(Spatial layout entries)
-=-=-=-=-

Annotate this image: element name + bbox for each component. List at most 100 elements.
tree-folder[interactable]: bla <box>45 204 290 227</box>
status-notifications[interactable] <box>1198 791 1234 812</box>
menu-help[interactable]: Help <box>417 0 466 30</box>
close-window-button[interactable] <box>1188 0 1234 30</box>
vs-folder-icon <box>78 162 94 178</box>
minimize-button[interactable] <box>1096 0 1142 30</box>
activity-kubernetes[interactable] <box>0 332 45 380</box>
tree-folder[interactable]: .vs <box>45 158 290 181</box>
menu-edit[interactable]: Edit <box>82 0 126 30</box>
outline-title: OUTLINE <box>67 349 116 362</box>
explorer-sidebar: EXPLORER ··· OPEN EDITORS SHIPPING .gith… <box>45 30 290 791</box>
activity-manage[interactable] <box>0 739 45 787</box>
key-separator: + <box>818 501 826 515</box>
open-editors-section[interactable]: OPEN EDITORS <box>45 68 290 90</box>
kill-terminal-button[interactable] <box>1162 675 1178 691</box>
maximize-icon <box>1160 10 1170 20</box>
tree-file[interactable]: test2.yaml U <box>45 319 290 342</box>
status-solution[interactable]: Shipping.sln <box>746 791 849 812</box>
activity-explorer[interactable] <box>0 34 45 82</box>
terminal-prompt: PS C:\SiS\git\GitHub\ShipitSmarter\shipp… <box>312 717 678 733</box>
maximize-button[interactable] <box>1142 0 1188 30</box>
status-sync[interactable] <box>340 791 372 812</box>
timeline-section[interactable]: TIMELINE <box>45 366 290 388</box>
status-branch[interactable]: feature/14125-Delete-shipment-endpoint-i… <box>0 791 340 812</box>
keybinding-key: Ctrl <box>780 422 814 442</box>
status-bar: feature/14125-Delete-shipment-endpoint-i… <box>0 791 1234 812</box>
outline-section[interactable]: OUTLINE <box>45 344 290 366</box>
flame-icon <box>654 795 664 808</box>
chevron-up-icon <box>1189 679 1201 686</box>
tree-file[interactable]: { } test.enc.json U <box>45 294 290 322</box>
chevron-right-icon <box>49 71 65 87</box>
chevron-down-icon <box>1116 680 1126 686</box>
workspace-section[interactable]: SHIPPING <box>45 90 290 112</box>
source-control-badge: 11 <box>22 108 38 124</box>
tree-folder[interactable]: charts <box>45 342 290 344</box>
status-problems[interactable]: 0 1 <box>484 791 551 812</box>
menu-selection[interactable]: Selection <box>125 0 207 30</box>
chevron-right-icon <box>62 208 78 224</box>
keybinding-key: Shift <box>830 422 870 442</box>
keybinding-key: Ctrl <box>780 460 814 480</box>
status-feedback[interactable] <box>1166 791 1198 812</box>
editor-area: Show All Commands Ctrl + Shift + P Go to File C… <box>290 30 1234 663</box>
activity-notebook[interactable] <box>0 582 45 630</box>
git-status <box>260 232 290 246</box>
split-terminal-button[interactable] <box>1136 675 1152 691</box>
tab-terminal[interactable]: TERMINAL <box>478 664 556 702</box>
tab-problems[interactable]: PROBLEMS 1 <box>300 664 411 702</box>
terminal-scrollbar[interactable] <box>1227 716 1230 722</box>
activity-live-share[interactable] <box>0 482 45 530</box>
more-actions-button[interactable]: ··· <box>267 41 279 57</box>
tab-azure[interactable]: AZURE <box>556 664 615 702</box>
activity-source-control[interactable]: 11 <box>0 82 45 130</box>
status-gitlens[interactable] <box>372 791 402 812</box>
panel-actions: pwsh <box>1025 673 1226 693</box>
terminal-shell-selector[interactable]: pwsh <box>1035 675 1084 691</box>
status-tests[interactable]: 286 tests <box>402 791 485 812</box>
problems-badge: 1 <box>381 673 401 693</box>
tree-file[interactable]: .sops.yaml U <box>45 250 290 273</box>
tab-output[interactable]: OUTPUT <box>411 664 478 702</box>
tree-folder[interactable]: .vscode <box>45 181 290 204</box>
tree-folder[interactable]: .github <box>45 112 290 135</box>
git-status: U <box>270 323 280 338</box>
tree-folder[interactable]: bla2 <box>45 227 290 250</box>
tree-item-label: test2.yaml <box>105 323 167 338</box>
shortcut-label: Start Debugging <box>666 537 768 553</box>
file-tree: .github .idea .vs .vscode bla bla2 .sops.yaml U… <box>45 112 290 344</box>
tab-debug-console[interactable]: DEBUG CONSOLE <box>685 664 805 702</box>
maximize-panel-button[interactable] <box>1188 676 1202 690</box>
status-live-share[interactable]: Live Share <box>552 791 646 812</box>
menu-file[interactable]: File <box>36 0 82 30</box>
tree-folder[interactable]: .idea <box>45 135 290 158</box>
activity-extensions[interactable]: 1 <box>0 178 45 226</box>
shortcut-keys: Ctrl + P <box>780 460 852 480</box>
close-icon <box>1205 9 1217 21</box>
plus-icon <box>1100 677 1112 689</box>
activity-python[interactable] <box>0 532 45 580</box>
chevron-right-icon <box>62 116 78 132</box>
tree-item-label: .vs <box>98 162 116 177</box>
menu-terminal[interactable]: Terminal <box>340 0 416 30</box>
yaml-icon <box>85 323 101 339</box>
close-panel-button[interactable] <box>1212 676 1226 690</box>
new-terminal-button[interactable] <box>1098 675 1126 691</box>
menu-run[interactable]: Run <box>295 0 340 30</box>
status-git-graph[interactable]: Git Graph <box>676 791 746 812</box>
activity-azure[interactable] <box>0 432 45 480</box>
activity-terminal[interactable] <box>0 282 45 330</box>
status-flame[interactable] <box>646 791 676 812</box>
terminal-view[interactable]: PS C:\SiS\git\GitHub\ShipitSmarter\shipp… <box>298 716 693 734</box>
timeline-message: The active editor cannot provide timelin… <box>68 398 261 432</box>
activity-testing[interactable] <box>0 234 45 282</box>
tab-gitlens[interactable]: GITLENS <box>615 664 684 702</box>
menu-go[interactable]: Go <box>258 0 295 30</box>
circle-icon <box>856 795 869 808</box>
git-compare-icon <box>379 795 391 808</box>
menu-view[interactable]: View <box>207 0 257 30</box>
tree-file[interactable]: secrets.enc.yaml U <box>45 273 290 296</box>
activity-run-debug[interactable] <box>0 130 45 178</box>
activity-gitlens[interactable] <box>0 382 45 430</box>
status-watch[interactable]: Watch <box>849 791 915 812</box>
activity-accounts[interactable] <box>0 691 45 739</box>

-=-=-=-=-

▶ _What is required_:
Write out the data above again, substituting "tree-directory" for every occurrence of "tree-folder" and leaving everything else unchanged.

▶ _Exercise answer_:
Annotate this image: element name + bbox for each component. List at most 100 elements.
tree-directory[interactable]: bla <box>45 204 290 227</box>
status-notifications[interactable] <box>1198 791 1234 812</box>
menu-help[interactable]: Help <box>417 0 466 30</box>
close-window-button[interactable] <box>1188 0 1234 30</box>
vs-folder-icon <box>78 162 94 178</box>
minimize-button[interactable] <box>1096 0 1142 30</box>
activity-kubernetes[interactable] <box>0 332 45 380</box>
tree-directory[interactable]: .vs <box>45 158 290 181</box>
menu-edit[interactable]: Edit <box>82 0 126 30</box>
outline-title: OUTLINE <box>67 349 116 362</box>
explorer-sidebar: EXPLORER ··· OPEN EDITORS SHIPPING .gith… <box>45 30 290 791</box>
activity-manage[interactable] <box>0 739 45 787</box>
key-separator: + <box>818 501 826 515</box>
open-editors-section[interactable]: OPEN EDITORS <box>45 68 290 90</box>
kill-terminal-button[interactable] <box>1162 675 1178 691</box>
maximize-icon <box>1160 10 1170 20</box>
tree-file[interactable]: test2.yaml U <box>45 319 290 342</box>
status-solution[interactable]: Shipping.sln <box>746 791 849 812</box>
activity-explorer[interactable] <box>0 34 45 82</box>
terminal-prompt: PS C:\SiS\git\GitHub\ShipitSmarter\shipp… <box>312 717 678 733</box>
maximize-button[interactable] <box>1142 0 1188 30</box>
status-sync[interactable] <box>340 791 372 812</box>
timeline-section[interactable]: TIMELINE <box>45 366 290 388</box>
status-branch[interactable]: feature/14125-Delete-shipment-endpoint-i… <box>0 791 340 812</box>
keybinding-key: Ctrl <box>780 422 814 442</box>
status-bar: feature/14125-Delete-shipment-endpoint-i… <box>0 791 1234 812</box>
outline-section[interactable]: OUTLINE <box>45 344 290 366</box>
flame-icon <box>654 795 664 808</box>
chevron-up-icon <box>1189 679 1201 686</box>
tree-file[interactable]: { } test.enc.json U <box>45 294 290 322</box>
chevron-right-icon <box>49 71 65 87</box>
chevron-down-icon <box>1116 680 1126 686</box>
workspace-section[interactable]: SHIPPING <box>45 90 290 112</box>
source-control-badge: 11 <box>22 108 38 124</box>
tree-directory[interactable]: charts <box>45 342 290 344</box>
status-problems[interactable]: 0 1 <box>484 791 551 812</box>
menu-selection[interactable]: Selection <box>125 0 207 30</box>
chevron-right-icon <box>62 208 78 224</box>
keybinding-key: Shift <box>830 422 870 442</box>
keybinding-key: Ctrl <box>780 460 814 480</box>
status-feedback[interactable] <box>1166 791 1198 812</box>
editor-area: Show All Commands Ctrl + Shift + P Go to File C… <box>290 30 1234 663</box>
activity-notebook[interactable] <box>0 582 45 630</box>
git-status <box>260 232 290 246</box>
split-terminal-button[interactable] <box>1136 675 1152 691</box>
tab-terminal[interactable]: TERMINAL <box>478 664 556 702</box>
tab-problems[interactable]: PROBLEMS 1 <box>300 664 411 702</box>
terminal-scrollbar[interactable] <box>1227 716 1230 722</box>
activity-live-share[interactable] <box>0 482 45 530</box>
more-actions-button[interactable]: ··· <box>267 41 279 57</box>
tab-azure[interactable]: AZURE <box>556 664 615 702</box>
activity-source-control[interactable]: 11 <box>0 82 45 130</box>
status-gitlens[interactable] <box>372 791 402 812</box>
panel-actions: pwsh <box>1025 673 1226 693</box>
terminal-shell-selector[interactable]: pwsh <box>1035 675 1084 691</box>
status-tests[interactable]: 286 tests <box>402 791 485 812</box>
problems-badge: 1 <box>381 673 401 693</box>
tree-file[interactable]: .sops.yaml U <box>45 250 290 273</box>
tab-output[interactable]: OUTPUT <box>411 664 478 702</box>
tree-directory[interactable]: .vscode <box>45 181 290 204</box>
tree-directory[interactable]: .github <box>45 112 290 135</box>
git-status: U <box>270 323 280 338</box>
tree-directory[interactable]: bla2 <box>45 227 290 250</box>
tree-item-label: test2.yaml <box>105 323 167 338</box>
shortcut-label: Start Debugging <box>666 537 768 553</box>
file-tree: .github .idea .vs .vscode bla bla2 .sops.yaml U… <box>45 112 290 344</box>
tab-debug-console[interactable]: DEBUG CONSOLE <box>685 664 805 702</box>
maximize-panel-button[interactable] <box>1188 676 1202 690</box>
status-live-share[interactable]: Live Share <box>552 791 646 812</box>
menu-file[interactable]: File <box>36 0 82 30</box>
tree-directory[interactable]: .idea <box>45 135 290 158</box>
activity-extensions[interactable]: 1 <box>0 178 45 226</box>
shortcut-keys: Ctrl + P <box>780 460 852 480</box>
close-icon <box>1205 9 1217 21</box>
plus-icon <box>1100 677 1112 689</box>
activity-python[interactable] <box>0 532 45 580</box>
chevron-right-icon <box>62 116 78 132</box>
tree-item-label: .vs <box>98 162 116 177</box>
menu-terminal[interactable]: Terminal <box>340 0 416 30</box>
yaml-icon <box>85 323 101 339</box>
close-panel-button[interactable] <box>1212 676 1226 690</box>
new-terminal-button[interactable] <box>1098 675 1126 691</box>
menu-run[interactable]: Run <box>295 0 340 30</box>
status-git-graph[interactable]: Git Graph <box>676 791 746 812</box>
activity-azure[interactable] <box>0 432 45 480</box>
activity-terminal[interactable] <box>0 282 45 330</box>
status-flame[interactable] <box>646 791 676 812</box>
terminal-view[interactable]: PS C:\SiS\git\GitHub\ShipitSmarter\shipp… <box>298 716 693 734</box>
timeline-message: The active editor cannot provide timelin… <box>68 398 261 432</box>
activity-testing[interactable] <box>0 234 45 282</box>
tab-gitlens[interactable]: GITLENS <box>615 664 684 702</box>
menu-go[interactable]: Go <box>258 0 295 30</box>
circle-icon <box>856 795 869 808</box>
git-compare-icon <box>379 795 391 808</box>
menu-view[interactable]: View <box>207 0 257 30</box>
tree-file[interactable]: secrets.enc.yaml U <box>45 273 290 296</box>
activity-run-debug[interactable] <box>0 130 45 178</box>
activity-gitlens[interactable] <box>0 382 45 430</box>
status-watch[interactable]: Watch <box>849 791 915 812</box>
activity-accounts[interactable] <box>0 691 45 739</box>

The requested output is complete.